| WRITTEN INSTRUCTION |
Put the stretch of the data below, from its first line through the line containing "data-points (157, 267, 1239, 657)", into a JSON list of strings, one string per line, leaving out blank lines.

| RECORDS SHOWN |
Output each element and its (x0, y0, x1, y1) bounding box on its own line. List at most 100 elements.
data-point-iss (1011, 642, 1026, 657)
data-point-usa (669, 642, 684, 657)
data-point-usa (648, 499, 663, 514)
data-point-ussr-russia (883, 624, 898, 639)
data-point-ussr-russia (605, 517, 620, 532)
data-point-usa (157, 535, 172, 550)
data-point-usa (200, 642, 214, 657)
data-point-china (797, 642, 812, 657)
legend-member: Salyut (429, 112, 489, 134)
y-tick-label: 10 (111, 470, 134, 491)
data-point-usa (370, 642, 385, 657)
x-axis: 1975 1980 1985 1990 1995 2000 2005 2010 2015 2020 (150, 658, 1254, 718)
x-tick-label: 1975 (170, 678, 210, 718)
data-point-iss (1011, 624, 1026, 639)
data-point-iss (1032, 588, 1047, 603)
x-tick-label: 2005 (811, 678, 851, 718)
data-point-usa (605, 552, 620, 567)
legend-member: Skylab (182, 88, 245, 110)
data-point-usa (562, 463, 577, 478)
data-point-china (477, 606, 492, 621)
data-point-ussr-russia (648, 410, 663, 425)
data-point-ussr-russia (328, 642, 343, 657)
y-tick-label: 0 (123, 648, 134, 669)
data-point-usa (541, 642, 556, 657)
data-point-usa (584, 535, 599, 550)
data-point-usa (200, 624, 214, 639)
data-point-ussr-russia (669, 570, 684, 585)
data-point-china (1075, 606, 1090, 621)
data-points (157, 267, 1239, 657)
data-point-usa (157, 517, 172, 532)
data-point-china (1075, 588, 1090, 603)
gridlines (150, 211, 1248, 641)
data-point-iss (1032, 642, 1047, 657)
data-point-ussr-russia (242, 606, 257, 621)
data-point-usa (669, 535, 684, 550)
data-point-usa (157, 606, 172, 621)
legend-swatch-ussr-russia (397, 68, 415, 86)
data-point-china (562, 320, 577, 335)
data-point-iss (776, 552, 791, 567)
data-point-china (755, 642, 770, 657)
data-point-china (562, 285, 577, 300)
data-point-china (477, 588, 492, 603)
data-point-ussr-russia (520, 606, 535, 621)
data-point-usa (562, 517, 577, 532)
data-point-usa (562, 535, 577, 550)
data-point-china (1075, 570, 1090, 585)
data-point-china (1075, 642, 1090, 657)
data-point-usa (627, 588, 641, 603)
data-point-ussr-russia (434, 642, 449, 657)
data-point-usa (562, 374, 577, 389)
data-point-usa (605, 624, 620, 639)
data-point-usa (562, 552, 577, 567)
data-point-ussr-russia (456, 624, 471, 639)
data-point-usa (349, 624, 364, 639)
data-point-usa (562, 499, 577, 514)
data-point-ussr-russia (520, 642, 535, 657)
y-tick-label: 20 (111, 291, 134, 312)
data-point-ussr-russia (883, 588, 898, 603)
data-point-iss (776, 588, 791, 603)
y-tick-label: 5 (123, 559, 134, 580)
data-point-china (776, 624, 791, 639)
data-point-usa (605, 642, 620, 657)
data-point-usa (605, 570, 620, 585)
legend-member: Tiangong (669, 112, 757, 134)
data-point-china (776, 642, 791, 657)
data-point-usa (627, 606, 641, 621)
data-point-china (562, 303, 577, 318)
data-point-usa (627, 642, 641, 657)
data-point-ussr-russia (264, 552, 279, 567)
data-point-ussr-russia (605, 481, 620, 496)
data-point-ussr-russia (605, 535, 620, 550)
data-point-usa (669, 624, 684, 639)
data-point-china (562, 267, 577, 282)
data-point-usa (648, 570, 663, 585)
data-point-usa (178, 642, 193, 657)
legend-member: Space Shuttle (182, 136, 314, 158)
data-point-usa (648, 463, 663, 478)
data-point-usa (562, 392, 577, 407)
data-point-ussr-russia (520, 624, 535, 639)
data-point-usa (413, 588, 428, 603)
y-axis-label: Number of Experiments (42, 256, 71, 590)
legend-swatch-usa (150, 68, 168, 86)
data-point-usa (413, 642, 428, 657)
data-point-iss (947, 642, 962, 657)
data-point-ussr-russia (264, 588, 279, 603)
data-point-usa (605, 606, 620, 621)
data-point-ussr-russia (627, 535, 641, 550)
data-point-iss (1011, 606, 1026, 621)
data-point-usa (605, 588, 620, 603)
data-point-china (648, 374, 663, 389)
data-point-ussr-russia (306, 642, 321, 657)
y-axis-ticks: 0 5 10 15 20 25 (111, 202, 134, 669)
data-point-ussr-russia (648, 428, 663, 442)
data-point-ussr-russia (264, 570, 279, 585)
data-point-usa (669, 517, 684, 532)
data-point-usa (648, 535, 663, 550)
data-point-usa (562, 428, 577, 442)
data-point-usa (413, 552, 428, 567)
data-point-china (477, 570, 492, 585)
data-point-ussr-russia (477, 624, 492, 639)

| EXPECTED ANSWER |
[
  "Output each element and its (x0, y0, x1, y1) bounding box on its own line. List at most 100 elements.",
  "data-point-iss (1011, 642, 1026, 657)",
  "data-point-usa (669, 642, 684, 657)",
  "data-point-usa (648, 499, 663, 514)",
  "data-point-ussr-russia (883, 624, 898, 639)",
  "data-point-ussr-russia (605, 517, 620, 532)",
  "data-point-usa (157, 535, 172, 550)",
  "data-point-usa (200, 642, 214, 657)",
  "data-point-china (797, 642, 812, 657)",
  "legend-member: Salyut (429, 112, 489, 134)",
  "y-tick-label: 10 (111, 470, 134, 491)",
  "data-point-usa (370, 642, 385, 657)",
  "x-axis: 1975 1980 1985 1990 1995 2000 2005 2010 2015 2020 (150, 658, 1254, 718)",
  "x-tick-label: 1975 (170, 678, 210, 718)",
  "data-point-iss (1011, 624, 1026, 639)",
  "data-point-iss (1032, 588, 1047, 603)",
  "x-tick-label: 2005 (811, 678, 851, 718)",
  "data-point-usa (605, 552, 620, 567)",
  "legend-member: Skylab (182, 88, 245, 110)",
  "data-point-usa (562, 463, 577, 478)",
  "data-point-china (477, 606, 492, 621)",
  "data-point-ussr-russia (648, 410, 663, 425)",
  "data-point-ussr-russia (328, 642, 343, 657)",
  "y-tick-label: 0 (123, 648, 134, 669)",
  "data-point-usa (541, 642, 556, 657)",
  "data-point-usa (584, 535, 599, 550)",
  "data-point-usa (200, 624, 214, 639)",
  "data-point-ussr-russia (669, 570, 684, 585)",
  "data-point-china (1075, 606, 1090, 621)",
  "data-points (157, 267, 1239, 657)"
]